=== Given records ===

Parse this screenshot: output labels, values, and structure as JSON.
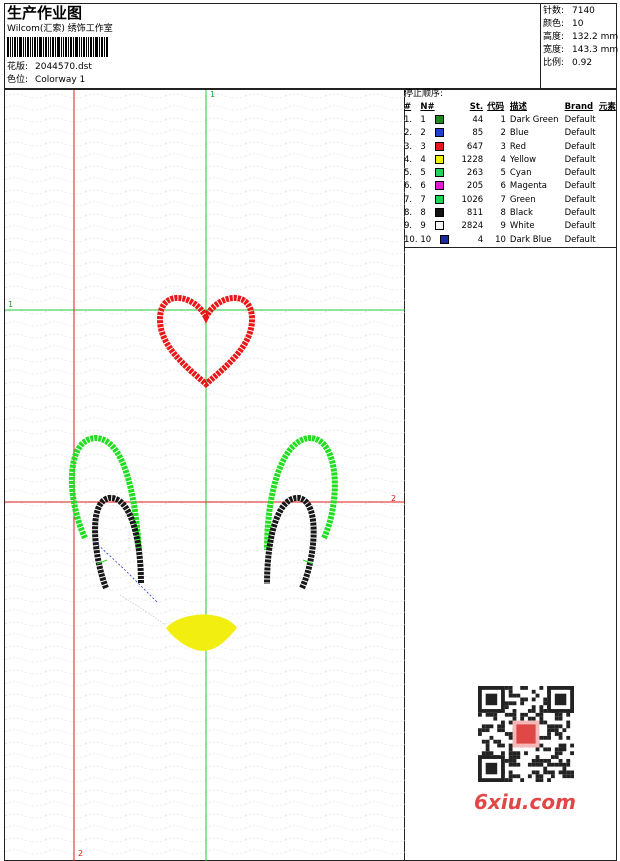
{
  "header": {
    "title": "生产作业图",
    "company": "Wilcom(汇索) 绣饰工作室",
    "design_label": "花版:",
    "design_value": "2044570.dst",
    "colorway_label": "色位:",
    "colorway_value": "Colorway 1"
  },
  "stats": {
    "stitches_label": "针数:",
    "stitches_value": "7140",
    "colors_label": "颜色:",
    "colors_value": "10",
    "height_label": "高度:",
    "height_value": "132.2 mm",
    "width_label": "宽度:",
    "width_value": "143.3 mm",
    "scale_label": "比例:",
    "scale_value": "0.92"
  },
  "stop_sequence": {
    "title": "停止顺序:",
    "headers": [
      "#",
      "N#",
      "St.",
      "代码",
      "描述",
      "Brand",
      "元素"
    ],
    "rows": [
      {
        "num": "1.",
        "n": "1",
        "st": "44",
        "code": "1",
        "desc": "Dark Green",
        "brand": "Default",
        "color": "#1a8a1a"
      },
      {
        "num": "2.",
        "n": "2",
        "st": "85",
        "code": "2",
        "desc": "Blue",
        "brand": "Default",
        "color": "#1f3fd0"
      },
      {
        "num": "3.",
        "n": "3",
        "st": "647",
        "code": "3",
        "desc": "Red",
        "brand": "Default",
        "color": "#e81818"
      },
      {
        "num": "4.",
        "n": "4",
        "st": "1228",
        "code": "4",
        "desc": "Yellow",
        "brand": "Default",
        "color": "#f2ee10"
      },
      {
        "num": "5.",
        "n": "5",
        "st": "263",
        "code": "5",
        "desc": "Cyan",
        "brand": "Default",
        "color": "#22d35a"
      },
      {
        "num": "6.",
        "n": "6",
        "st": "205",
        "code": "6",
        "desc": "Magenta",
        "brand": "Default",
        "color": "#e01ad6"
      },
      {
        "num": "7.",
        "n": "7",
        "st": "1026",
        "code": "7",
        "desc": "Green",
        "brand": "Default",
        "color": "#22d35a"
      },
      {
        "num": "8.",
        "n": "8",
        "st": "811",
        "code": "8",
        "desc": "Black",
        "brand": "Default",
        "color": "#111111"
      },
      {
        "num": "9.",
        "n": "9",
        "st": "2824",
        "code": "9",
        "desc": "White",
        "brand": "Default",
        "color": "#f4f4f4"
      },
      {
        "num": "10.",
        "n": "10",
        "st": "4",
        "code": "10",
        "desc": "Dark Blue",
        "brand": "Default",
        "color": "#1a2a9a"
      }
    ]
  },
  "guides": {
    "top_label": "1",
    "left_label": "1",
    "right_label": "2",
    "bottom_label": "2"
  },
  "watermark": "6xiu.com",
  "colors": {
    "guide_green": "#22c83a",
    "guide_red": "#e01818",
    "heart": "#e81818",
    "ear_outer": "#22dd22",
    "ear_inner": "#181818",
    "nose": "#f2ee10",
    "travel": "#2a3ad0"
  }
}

===

**Exercise details**
Without the pictures, print the whole listing exactly as given.

**The response**
Parse this screenshot: output labels, values, and structure as JSON.
{
  "header": {
    "title": "生产作业图",
    "company": "Wilcom(汇索) 绣饰工作室",
    "design_label": "花版:",
    "design_value": "2044570.dst",
    "colorway_label": "色位:",
    "colorway_value": "Colorway 1"
  },
  "stats": {
    "stitches_label": "针数:",
    "stitches_value": "7140",
    "colors_label": "颜色:",
    "colors_value": "10",
    "height_label": "高度:",
    "height_value": "132.2 mm",
    "width_label": "宽度:",
    "width_value": "143.3 mm",
    "scale_label": "比例:",
    "scale_value": "0.92"
  },
  "stop_sequence": {
    "title": "停止顺序:",
    "headers": [
      "#",
      "N#",
      "St.",
      "代码",
      "描述",
      "Brand",
      "元素"
    ],
    "rows": [
      {
        "num": "1.",
        "n": "1",
        "st": "44",
        "code": "1",
        "desc": "Dark Green",
        "brand": "Default",
        "color": "#1a8a1a"
      },
      {
        "num": "2.",
        "n": "2",
        "st": "85",
        "code": "2",
        "desc": "Blue",
        "brand": "Default",
        "color": "#1f3fd0"
      },
      {
        "num": "3.",
        "n": "3",
        "st": "647",
        "code": "3",
        "desc": "Red",
        "brand": "Default",
        "color": "#e81818"
      },
      {
        "num": "4.",
        "n": "4",
        "st": "1228",
        "code": "4",
        "desc": "Yellow",
        "brand": "Default",
        "color": "#f2ee10"
      },
      {
        "num": "5.",
        "n": "5",
        "st": "263",
        "code": "5",
        "desc": "Cyan",
        "brand": "Default",
        "color": "#22d35a"
      },
      {
        "num": "6.",
        "n": "6",
        "st": "205",
        "code": "6",
        "desc": "Magenta",
        "brand": "Default",
        "color": "#e01ad6"
      },
      {
        "num": "7.",
        "n": "7",
        "st": "1026",
        "code": "7",
        "desc": "Green",
        "brand": "Default",
        "color": "#22d35a"
      },
      {
        "num": "8.",
        "n": "8",
        "st": "811",
        "code": "8",
        "desc": "Black",
        "brand": "Default",
        "color": "#111111"
      },
      {
        "num": "9.",
        "n": "9",
        "st": "2824",
        "code": "9",
        "desc": "White",
        "brand": "Default",
        "color": "#f4f4f4"
      },
      {
        "num": "10.",
        "n": "10",
        "st": "4",
        "code": "10",
        "desc": "Dark Blue",
        "brand": "Default",
        "color": "#1a2a9a"
      }
    ]
  },
  "guides": {
    "top_label": "1",
    "left_label": "1",
    "right_label": "2",
    "bottom_label": "2"
  },
  "watermark": "6xiu.com",
  "colors": {
    "guide_green": "#22c83a",
    "guide_red": "#e01818",
    "heart": "#e81818",
    "ear_outer": "#22dd22",
    "ear_inner": "#181818",
    "nose": "#f2ee10",
    "travel": "#2a3ad0"
  }
}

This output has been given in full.